(Data rows)
------------------------------------

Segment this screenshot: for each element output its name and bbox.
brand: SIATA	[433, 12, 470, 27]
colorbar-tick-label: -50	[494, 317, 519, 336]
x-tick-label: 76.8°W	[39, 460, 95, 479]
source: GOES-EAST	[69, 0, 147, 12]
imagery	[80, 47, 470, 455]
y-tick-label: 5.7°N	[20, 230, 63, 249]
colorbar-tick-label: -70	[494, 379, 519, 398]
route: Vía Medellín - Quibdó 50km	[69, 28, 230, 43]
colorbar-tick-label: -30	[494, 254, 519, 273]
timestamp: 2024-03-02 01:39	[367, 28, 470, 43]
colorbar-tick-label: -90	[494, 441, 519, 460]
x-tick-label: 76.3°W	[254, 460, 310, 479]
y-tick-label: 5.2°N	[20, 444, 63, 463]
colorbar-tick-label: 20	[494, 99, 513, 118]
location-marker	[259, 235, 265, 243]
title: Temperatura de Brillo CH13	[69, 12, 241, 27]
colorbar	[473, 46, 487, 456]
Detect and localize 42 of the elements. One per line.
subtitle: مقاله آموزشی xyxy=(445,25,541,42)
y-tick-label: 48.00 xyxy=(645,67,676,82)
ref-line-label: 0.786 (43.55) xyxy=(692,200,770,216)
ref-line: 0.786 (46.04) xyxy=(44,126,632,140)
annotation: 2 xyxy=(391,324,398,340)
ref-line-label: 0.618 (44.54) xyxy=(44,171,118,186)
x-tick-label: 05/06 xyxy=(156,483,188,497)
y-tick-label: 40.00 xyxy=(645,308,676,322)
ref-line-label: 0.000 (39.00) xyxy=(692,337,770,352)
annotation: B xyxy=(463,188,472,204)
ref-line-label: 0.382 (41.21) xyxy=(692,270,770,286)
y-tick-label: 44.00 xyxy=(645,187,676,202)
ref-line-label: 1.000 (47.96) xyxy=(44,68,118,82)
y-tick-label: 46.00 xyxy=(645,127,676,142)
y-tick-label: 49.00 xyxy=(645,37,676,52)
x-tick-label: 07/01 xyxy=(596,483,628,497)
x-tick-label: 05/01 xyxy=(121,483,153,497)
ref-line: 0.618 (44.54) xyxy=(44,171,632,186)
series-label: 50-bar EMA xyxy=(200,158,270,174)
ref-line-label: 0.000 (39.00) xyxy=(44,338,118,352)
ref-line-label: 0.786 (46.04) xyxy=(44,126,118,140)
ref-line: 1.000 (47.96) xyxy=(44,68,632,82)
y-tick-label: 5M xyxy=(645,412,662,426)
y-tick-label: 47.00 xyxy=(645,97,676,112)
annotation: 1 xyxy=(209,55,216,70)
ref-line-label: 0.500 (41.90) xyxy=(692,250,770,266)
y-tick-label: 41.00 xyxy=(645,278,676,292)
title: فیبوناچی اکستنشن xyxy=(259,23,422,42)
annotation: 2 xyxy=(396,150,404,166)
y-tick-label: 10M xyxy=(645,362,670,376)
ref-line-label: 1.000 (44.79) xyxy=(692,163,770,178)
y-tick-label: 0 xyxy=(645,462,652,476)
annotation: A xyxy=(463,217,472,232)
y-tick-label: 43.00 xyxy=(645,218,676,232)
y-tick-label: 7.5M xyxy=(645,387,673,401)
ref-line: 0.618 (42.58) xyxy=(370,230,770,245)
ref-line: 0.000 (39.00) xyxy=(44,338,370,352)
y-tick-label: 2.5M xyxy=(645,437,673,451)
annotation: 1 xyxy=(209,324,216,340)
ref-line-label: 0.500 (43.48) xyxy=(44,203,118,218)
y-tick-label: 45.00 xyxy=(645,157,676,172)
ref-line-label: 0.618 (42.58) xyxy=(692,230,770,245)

------------------------------------

SHORT EXERCISE: Could you copy every row above word for word, in the same order, with nothing changed?

ANSWER BELOW:
Segment this screenshot: for each element output its name and bbox.
brand: SIATA	[433, 12, 470, 27]
colorbar-tick-label: -50	[494, 317, 519, 336]
x-tick-label: 76.8°W	[39, 460, 95, 479]
source: GOES-EAST	[69, 0, 147, 12]
imagery	[80, 47, 470, 455]
y-tick-label: 5.7°N	[20, 230, 63, 249]
colorbar-tick-label: -70	[494, 379, 519, 398]
route: Vía Medellín - Quibdó 50km	[69, 28, 230, 43]
colorbar-tick-label: -30	[494, 254, 519, 273]
timestamp: 2024-03-02 01:39	[367, 28, 470, 43]
colorbar-tick-label: -90	[494, 441, 519, 460]
x-tick-label: 76.3°W	[254, 460, 310, 479]
y-tick-label: 5.2°N	[20, 444, 63, 463]
colorbar-tick-label: 20	[494, 99, 513, 118]
location-marker	[259, 235, 265, 243]
title: Temperatura de Brillo CH13	[69, 12, 241, 27]
colorbar	[473, 46, 487, 456]
Detect and localize 42 of the elements. One per line.
subtitle: مقاله آموزشی xyxy=(445,25,541,42)
y-tick-label: 48.00 xyxy=(645,67,676,82)
ref-line-label: 0.786 (43.55) xyxy=(692,200,770,216)
ref-line: 0.786 (46.04) xyxy=(44,126,632,140)
annotation: 2 xyxy=(391,324,398,340)
ref-line-label: 0.618 (44.54) xyxy=(44,171,118,186)
x-tick-label: 05/06 xyxy=(156,483,188,497)
y-tick-label: 40.00 xyxy=(645,308,676,322)
ref-line-label: 0.000 (39.00) xyxy=(692,337,770,352)
annotation: B xyxy=(463,188,472,204)
ref-line-label: 0.382 (41.21) xyxy=(692,270,770,286)
y-tick-label: 44.00 xyxy=(645,187,676,202)
ref-line-label: 1.000 (47.96) xyxy=(44,68,118,82)
y-tick-label: 46.00 xyxy=(645,127,676,142)
y-tick-label: 49.00 xyxy=(645,37,676,52)
x-tick-label: 07/01 xyxy=(596,483,628,497)
x-tick-label: 05/01 xyxy=(121,483,153,497)
ref-line: 0.618 (44.54) xyxy=(44,171,632,186)
series-label: 50-bar EMA xyxy=(200,158,270,174)
ref-line-label: 0.000 (39.00) xyxy=(44,338,118,352)
ref-line-label: 0.786 (46.04) xyxy=(44,126,118,140)
ref-line: 1.000 (47.96) xyxy=(44,68,632,82)
y-tick-label: 5M xyxy=(645,412,662,426)
y-tick-label: 47.00 xyxy=(645,97,676,112)
annotation: 1 xyxy=(209,55,216,70)
ref-line-label: 0.500 (41.90) xyxy=(692,250,770,266)
y-tick-label: 41.00 xyxy=(645,278,676,292)
title: فیبوناچی اکستنشن xyxy=(259,23,422,42)
annotation: 2 xyxy=(396,150,404,166)
y-tick-label: 10M xyxy=(645,362,670,376)
ref-line-label: 1.000 (44.79) xyxy=(692,163,770,178)
y-tick-label: 0 xyxy=(645,462,652,476)
annotation: A xyxy=(463,217,472,232)
y-tick-label: 43.00 xyxy=(645,218,676,232)
y-tick-label: 7.5M xyxy=(645,387,673,401)
ref-line: 0.618 (42.58) xyxy=(370,230,770,245)
ref-line: 0.000 (39.00) xyxy=(44,338,370,352)
y-tick-label: 2.5M xyxy=(645,437,673,451)
annotation: 1 xyxy=(209,324,216,340)
ref-line-label: 0.500 (43.48) xyxy=(44,203,118,218)
y-tick-label: 45.00 xyxy=(645,157,676,172)
ref-line-label: 0.618 (42.58) xyxy=(692,230,770,245)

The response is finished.